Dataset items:
++++++++++
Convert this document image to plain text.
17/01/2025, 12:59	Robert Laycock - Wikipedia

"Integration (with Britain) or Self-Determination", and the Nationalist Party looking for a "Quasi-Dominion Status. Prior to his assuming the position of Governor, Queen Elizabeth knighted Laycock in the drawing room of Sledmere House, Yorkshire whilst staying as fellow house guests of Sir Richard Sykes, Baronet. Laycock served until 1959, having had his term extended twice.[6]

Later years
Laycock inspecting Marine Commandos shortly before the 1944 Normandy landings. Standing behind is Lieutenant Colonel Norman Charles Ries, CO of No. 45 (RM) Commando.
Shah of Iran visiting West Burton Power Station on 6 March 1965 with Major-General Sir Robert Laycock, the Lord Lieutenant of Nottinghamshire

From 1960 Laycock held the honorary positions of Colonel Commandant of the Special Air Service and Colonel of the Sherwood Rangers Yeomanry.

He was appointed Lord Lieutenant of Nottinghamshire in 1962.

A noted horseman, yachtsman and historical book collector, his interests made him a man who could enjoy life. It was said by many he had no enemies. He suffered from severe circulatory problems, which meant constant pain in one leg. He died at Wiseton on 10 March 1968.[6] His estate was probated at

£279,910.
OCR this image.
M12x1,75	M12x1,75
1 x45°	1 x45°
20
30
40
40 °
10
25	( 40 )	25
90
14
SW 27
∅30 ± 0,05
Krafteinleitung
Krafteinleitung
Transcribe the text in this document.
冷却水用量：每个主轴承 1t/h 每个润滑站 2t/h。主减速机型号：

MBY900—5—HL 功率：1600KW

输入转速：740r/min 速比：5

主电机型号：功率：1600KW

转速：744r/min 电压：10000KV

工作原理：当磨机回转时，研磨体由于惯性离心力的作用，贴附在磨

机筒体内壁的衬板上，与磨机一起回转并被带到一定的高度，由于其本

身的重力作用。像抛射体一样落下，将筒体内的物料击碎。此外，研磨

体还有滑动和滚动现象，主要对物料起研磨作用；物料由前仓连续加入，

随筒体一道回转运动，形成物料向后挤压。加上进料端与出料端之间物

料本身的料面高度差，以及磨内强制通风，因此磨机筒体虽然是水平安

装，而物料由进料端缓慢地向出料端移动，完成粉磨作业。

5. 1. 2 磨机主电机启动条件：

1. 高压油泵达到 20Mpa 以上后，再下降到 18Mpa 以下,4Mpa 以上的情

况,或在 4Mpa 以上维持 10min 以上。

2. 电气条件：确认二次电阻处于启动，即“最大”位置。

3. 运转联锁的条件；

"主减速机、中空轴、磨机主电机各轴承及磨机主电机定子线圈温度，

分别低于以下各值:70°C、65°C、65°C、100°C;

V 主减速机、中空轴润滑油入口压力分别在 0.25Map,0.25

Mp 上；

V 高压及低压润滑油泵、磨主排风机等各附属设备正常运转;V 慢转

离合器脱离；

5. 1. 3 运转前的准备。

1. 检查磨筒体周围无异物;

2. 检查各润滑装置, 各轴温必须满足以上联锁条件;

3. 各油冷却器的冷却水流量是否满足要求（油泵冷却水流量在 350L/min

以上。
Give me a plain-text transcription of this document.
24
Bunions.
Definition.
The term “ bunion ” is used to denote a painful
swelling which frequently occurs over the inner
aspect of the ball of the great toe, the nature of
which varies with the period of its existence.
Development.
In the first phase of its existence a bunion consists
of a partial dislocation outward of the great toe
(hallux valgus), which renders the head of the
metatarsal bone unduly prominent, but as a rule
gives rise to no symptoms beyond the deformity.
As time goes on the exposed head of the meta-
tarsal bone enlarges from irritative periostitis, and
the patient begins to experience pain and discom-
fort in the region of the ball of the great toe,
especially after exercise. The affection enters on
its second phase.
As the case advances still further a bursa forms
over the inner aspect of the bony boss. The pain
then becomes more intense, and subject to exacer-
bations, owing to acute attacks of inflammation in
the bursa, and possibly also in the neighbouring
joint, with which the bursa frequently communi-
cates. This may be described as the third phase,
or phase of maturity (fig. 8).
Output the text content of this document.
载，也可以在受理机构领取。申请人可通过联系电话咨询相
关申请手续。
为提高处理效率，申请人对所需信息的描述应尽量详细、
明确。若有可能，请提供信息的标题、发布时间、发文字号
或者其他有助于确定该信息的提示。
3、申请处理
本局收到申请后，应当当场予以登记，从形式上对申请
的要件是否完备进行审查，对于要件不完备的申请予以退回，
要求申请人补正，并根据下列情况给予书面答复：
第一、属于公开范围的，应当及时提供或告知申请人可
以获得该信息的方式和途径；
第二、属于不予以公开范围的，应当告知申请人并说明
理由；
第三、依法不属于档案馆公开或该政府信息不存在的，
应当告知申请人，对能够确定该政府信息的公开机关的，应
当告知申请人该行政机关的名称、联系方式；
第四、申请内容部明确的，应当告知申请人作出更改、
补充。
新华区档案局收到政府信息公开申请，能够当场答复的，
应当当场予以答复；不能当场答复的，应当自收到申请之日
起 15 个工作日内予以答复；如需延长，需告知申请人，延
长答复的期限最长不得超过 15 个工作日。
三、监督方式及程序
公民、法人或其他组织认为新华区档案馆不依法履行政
++++++++++
Retype the listing. Match it exactly.

Convert this document image to plain text.
17/01/2025, 12:59	Robert Laycock - Wikipedia

"Integration (with Britain) or Self-Determination", and the Nationalist Party looking for a "Quasi-Dominion Status. Prior to his assuming the position of Governor, Queen Elizabeth knighted Laycock in the drawing room of Sledmere House, Yorkshire whilst staying as fellow house guests of Sir Richard Sykes, Baronet. Laycock served until 1959, having had his term extended twice.[6]

Later years
Laycock inspecting Marine Commandos shortly before the 1944 Normandy landings. Standing behind is Lieutenant Colonel Norman Charles Ries, CO of No. 45 (RM) Commando.
Shah of Iran visiting West Burton Power Station on 6 March 1965 with Major-General Sir Robert Laycock, the Lord Lieutenant of Nottinghamshire

From 1960 Laycock held the honorary positions of Colonel Commandant of the Special Air Service and Colonel of the Sherwood Rangers Yeomanry.

He was appointed Lord Lieutenant of Nottinghamshire in 1962.

A noted horseman, yachtsman and historical book collector, his interests made him a man who could enjoy life. It was said by many he had no enemies. He suffered from severe circulatory problems, which meant constant pain in one leg. He died at Wiseton on 10 March 1968.[6] His estate was probated at

£279,910.
OCR this image.
M12x1,75	M12x1,75
1 x45°	1 x45°
20
30
40
40 °
10
25	( 40 )	25
90
14
SW 27
∅30 ± 0,05
Krafteinleitung
Krafteinleitung
Transcribe the text in this document.
冷却水用量：每个主轴承 1t/h 每个润滑站 2t/h。主减速机型号：

MBY900—5—HL 功率：1600KW

输入转速：740r/min 速比：5

主电机型号：功率：1600KW

转速：744r/min 电压：10000KV

工作原理：当磨机回转时，研磨体由于惯性离心力的作用，贴附在磨

机筒体内壁的衬板上，与磨机一起回转并被带到一定的高度，由于其本

身的重力作用。像抛射体一样落下，将筒体内的物料击碎。此外，研磨

体还有滑动和滚动现象，主要对物料起研磨作用；物料由前仓连续加入，

随筒体一道回转运动，形成物料向后挤压。加上进料端与出料端之间物

料本身的料面高度差，以及磨内强制通风，因此磨机筒体虽然是水平安

装，而物料由进料端缓慢地向出料端移动，完成粉磨作业。

5. 1. 2 磨机主电机启动条件：

1. 高压油泵达到 20Mpa 以上后，再下降到 18Mpa 以下,4Mpa 以上的情

况,或在 4Mpa 以上维持 10min 以上。

2. 电气条件：确认二次电阻处于启动，即“最大”位置。

3. 运转联锁的条件；

"主减速机、中空轴、磨机主电机各轴承及磨机主电机定子线圈温度，

分别低于以下各值:70°C、65°C、65°C、100°C;

V 主减速机、中空轴润滑油入口压力分别在 0.25Map,0.25

Mp 上；

V 高压及低压润滑油泵、磨主排风机等各附属设备正常运转;V 慢转

离合器脱离；

5. 1. 3 运转前的准备。

1. 检查磨筒体周围无异物;

2. 检查各润滑装置, 各轴温必须满足以上联锁条件;

3. 各油冷却器的冷却水流量是否满足要求（油泵冷却水流量在 350L/min

以上。
Give me a plain-text transcription of this document.
24
Bunions.
Definition.
The term “ bunion ” is used to denote a painful
swelling which frequently occurs over the inner
aspect of the ball of the great toe, the nature of
which varies with the period of its existence.
Development.
In the first phase of its existence a bunion consists
of a partial dislocation outward of the great toe
(hallux valgus), which renders the head of the
metatarsal bone unduly prominent, but as a rule
gives rise to no symptoms beyond the deformity.
As time goes on the exposed head of the meta-
tarsal bone enlarges from irritative periostitis, and
the patient begins to experience pain and discom-
fort in the region of the ball of the great toe,
especially after exercise. The affection enters on
its second phase.
As the case advances still further a bursa forms
over the inner aspect of the bony boss. The pain
then becomes more intense, and subject to exacer-
bations, owing to acute attacks of inflammation in
the bursa, and possibly also in the neighbouring
joint, with which the bursa frequently communi-
cates. This may be described as the third phase,
or phase of maturity (fig. 8).
Output the text content of this document.
载，也可以在受理机构领取。申请人可通过联系电话咨询相
关申请手续。
为提高处理效率，申请人对所需信息的描述应尽量详细、
明确。若有可能，请提供信息的标题、发布时间、发文字号
或者其他有助于确定该信息的提示。
3、申请处理
本局收到申请后，应当当场予以登记，从形式上对申请
的要件是否完备进行审查，对于要件不完备的申请予以退回，
要求申请人补正，并根据下列情况给予书面答复：
第一、属于公开范围的，应当及时提供或告知申请人可
以获得该信息的方式和途径；
第二、属于不予以公开范围的，应当告知申请人并说明
理由；
第三、依法不属于档案馆公开或该政府信息不存在的，
应当告知申请人，对能够确定该政府信息的公开机关的，应
当告知申请人该行政机关的名称、联系方式；
第四、申请内容部明确的，应当告知申请人作出更改、
补充。
新华区档案局收到政府信息公开申请，能够当场答复的，
应当当场予以答复；不能当场答复的，应当自收到申请之日
起 15 个工作日内予以答复；如需延长，需告知申请人，延
长答复的期限最长不得超过 15 个工作日。
三、监督方式及程序
公民、法人或其他组织认为新华区档案馆不依法履行政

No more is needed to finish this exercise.